— START OF DATASET ROWS —

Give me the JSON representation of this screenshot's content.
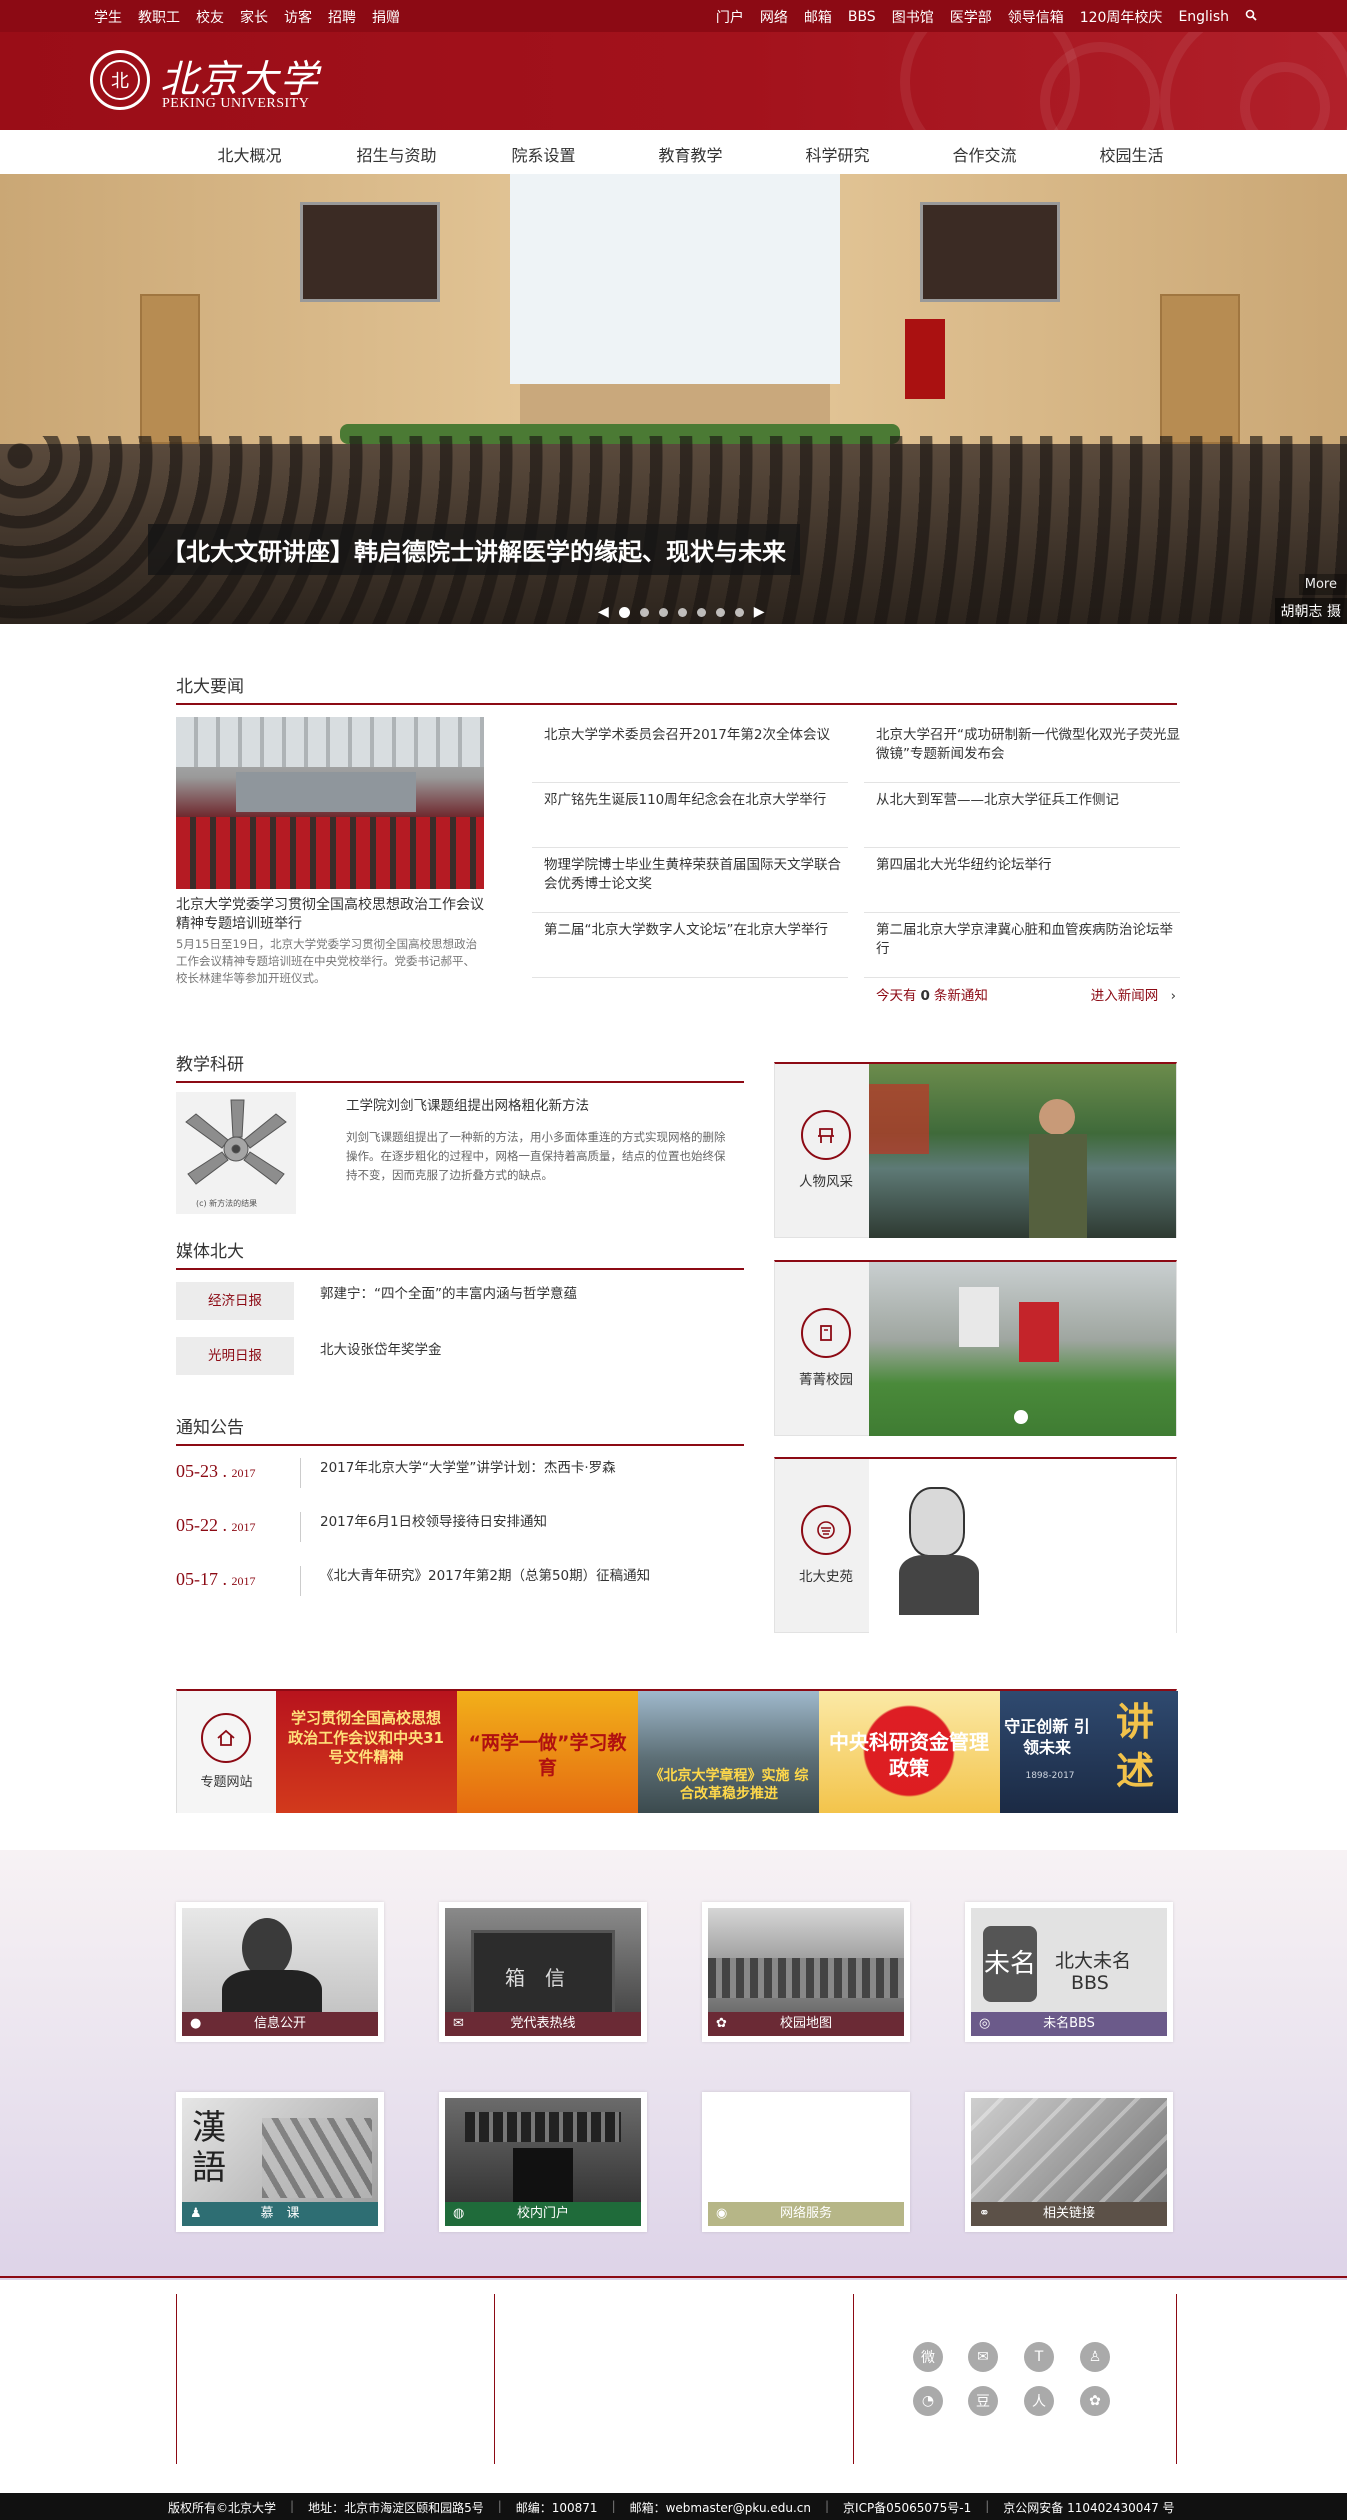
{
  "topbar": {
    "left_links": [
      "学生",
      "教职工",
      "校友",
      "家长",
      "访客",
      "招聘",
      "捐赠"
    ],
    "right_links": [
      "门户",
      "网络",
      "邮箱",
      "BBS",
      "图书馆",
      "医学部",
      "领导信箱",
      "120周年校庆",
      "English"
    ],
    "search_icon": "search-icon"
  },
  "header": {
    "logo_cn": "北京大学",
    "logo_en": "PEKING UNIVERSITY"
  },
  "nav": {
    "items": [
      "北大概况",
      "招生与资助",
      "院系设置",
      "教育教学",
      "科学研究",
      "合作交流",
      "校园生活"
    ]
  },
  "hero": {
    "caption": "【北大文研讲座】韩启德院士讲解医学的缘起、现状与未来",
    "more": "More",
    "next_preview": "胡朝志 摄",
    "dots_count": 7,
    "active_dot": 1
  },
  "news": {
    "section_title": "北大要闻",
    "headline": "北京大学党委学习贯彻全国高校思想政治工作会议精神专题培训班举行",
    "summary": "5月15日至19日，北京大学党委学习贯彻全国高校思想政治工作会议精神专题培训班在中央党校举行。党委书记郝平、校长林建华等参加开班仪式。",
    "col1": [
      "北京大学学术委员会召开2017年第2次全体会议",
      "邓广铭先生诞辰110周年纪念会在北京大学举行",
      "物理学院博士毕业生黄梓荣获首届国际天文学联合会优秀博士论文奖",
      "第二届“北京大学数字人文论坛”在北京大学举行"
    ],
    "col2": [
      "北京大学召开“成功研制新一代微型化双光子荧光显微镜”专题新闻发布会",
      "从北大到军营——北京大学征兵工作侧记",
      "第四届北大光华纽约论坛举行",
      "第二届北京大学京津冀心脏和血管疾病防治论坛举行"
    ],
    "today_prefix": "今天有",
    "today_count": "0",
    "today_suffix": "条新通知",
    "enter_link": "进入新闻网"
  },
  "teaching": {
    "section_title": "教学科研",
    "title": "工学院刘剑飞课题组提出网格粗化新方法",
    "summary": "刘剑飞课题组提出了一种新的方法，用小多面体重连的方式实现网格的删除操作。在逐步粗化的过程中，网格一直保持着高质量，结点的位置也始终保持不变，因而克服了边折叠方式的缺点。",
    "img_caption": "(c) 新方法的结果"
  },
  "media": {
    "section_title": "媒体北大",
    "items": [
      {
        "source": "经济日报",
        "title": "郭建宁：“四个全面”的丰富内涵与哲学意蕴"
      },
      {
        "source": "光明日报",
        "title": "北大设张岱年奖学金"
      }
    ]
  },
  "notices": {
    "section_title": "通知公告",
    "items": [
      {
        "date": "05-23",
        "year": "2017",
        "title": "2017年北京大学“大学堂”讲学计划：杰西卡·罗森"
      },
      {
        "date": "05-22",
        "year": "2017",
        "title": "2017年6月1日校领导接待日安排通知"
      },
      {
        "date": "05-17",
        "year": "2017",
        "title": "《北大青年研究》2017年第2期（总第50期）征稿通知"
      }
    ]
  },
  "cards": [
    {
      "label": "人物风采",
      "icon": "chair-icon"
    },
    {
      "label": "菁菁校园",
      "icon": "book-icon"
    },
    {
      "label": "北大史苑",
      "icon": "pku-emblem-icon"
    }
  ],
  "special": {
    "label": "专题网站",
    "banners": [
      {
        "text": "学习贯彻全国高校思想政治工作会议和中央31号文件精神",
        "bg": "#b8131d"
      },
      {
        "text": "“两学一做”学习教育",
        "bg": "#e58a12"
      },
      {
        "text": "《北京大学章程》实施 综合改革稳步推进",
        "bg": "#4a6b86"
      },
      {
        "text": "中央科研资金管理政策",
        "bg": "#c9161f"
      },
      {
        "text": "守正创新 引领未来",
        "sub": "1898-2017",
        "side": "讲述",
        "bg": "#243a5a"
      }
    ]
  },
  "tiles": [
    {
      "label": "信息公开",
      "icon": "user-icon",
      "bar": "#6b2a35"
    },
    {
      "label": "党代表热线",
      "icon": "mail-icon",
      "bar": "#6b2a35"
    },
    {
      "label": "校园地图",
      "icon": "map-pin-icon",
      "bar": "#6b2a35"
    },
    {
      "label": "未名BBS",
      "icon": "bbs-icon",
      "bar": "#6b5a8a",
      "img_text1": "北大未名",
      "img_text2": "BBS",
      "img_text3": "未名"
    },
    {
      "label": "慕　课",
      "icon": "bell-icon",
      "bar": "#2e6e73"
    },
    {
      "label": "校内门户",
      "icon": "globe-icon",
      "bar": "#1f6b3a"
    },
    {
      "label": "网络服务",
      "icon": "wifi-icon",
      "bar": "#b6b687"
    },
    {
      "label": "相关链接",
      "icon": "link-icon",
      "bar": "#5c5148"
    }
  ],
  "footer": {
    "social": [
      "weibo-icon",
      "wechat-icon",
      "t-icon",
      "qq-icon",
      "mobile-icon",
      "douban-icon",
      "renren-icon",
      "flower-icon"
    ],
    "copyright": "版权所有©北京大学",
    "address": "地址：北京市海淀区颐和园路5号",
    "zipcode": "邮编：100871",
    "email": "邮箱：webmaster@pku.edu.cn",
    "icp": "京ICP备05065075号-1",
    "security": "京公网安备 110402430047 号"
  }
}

— END OF DATASET ROWS —
— START OF DATASET ROWS —

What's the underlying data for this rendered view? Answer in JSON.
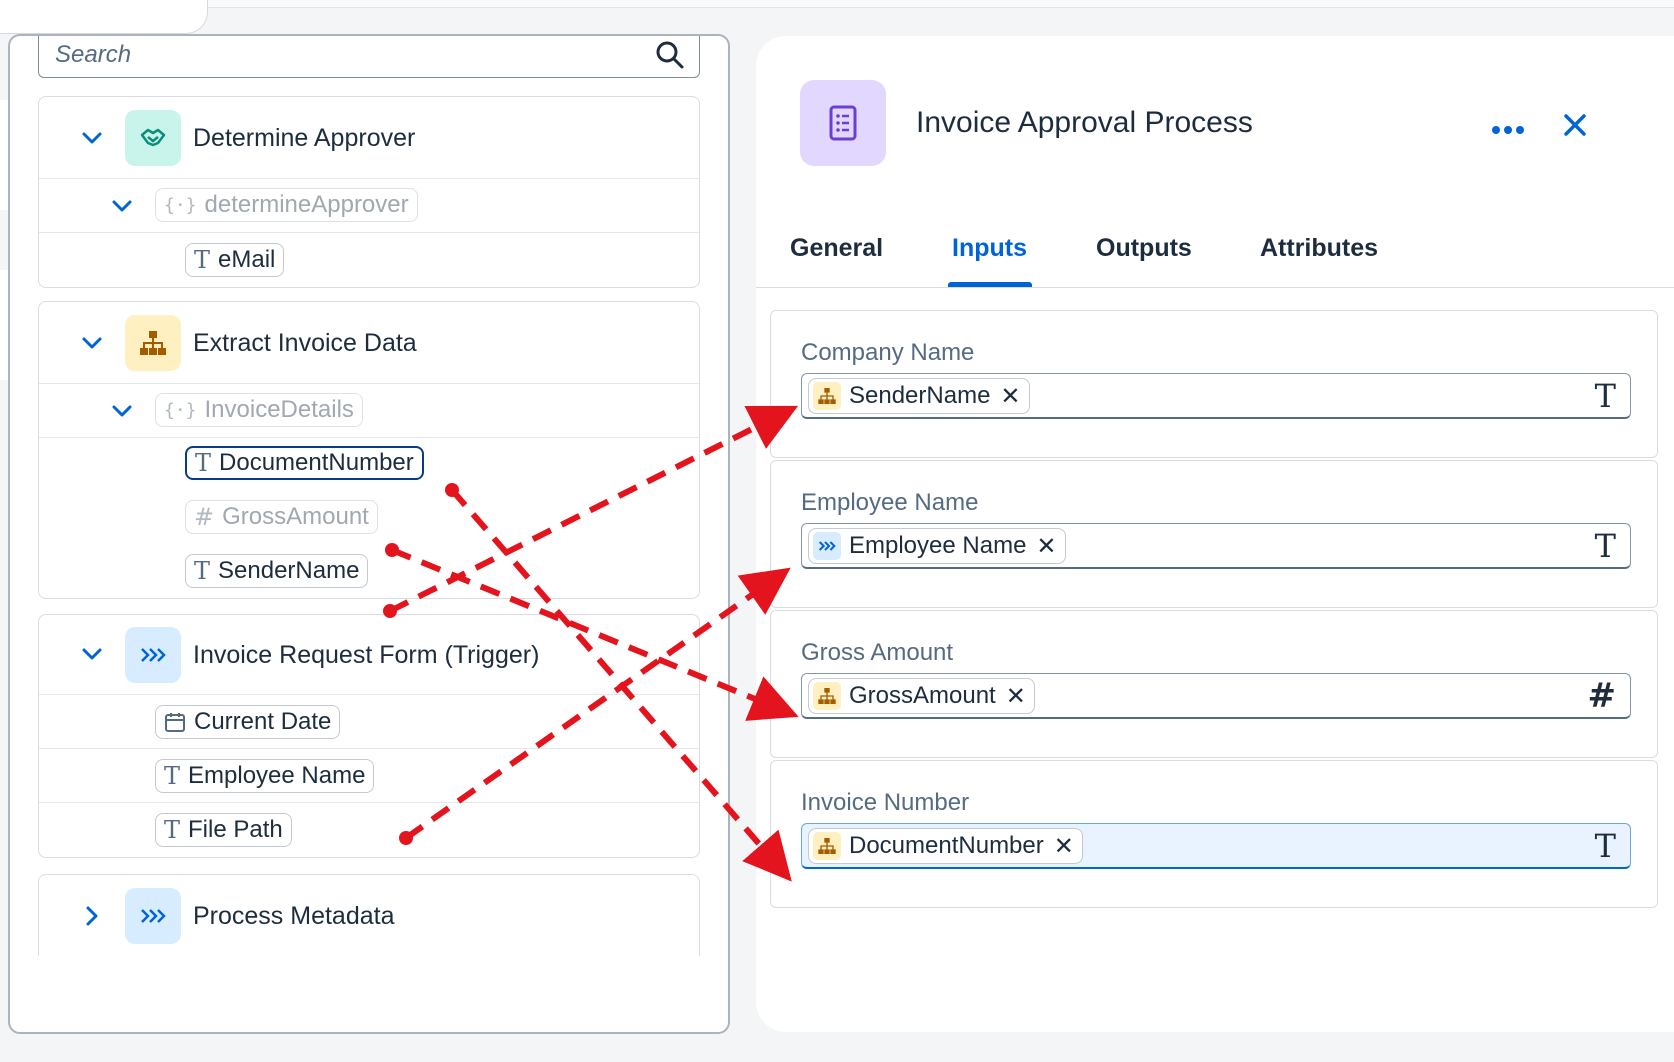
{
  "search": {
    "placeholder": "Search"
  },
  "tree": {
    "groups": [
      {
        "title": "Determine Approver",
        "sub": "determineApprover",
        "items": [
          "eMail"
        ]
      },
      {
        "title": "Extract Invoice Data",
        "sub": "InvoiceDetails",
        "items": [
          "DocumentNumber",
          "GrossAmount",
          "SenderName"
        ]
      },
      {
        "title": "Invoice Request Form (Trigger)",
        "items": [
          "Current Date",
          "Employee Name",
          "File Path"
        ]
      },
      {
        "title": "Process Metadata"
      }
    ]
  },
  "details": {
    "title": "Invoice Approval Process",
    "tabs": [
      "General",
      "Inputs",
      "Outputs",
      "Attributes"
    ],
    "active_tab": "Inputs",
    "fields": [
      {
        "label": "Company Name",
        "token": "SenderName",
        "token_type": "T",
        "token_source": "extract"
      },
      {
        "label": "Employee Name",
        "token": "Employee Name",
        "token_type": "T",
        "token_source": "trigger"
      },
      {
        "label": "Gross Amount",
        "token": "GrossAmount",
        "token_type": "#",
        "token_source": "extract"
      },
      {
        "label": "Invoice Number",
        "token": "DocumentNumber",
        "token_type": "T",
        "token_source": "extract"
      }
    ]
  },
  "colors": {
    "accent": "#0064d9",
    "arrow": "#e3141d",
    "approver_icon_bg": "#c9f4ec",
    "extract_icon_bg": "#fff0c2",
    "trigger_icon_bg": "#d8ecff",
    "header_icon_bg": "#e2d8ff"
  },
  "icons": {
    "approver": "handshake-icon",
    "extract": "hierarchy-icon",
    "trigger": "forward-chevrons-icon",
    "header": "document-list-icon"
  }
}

— END OF DATASET ROWS —
— START OF DATASET ROWS —

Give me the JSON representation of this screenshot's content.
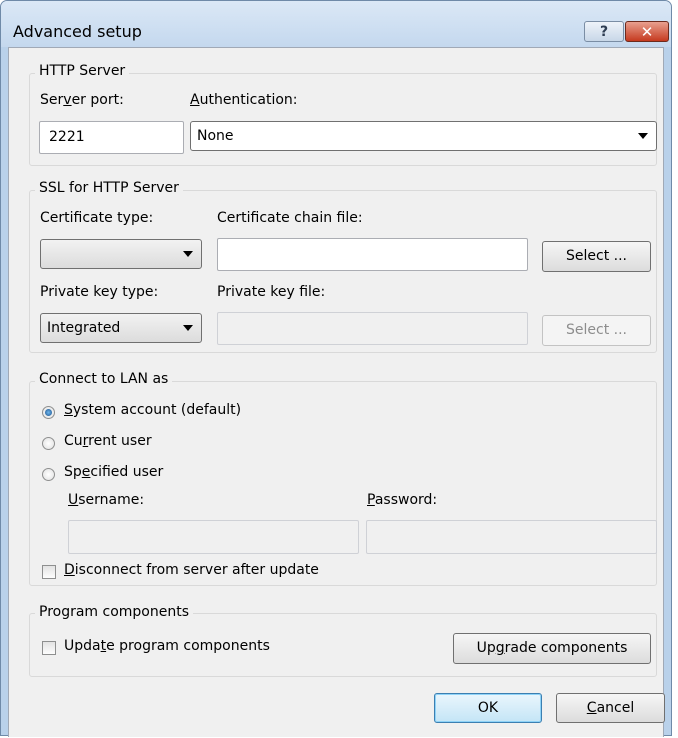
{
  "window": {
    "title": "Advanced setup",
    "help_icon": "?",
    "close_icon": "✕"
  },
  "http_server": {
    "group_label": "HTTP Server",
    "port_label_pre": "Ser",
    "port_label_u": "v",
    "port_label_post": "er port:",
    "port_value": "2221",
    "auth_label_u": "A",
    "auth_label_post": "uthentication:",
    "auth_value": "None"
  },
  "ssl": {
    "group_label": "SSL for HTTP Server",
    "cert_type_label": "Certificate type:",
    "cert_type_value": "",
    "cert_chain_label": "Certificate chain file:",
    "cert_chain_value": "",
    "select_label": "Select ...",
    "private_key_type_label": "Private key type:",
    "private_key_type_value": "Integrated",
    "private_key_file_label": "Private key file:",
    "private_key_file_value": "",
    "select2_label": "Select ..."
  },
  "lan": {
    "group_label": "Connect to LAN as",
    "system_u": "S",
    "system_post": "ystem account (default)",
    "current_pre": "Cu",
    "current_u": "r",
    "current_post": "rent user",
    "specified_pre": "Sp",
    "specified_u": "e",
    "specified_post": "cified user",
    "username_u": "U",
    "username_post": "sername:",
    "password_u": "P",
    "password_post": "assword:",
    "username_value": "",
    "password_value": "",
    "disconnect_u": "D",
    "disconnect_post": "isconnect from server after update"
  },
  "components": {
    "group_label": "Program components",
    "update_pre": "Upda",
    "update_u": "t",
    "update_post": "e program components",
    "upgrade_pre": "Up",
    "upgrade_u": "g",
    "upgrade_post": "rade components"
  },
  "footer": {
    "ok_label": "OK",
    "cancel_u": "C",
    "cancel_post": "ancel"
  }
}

— END OF DATASET ROWS —

**TO DO**
Search the listing for the string "Process". Copy each line where it turns up.

**CORRECT RESPONSE**
        "title": "Process Metadata"
    "title": "Invoice Approval Process",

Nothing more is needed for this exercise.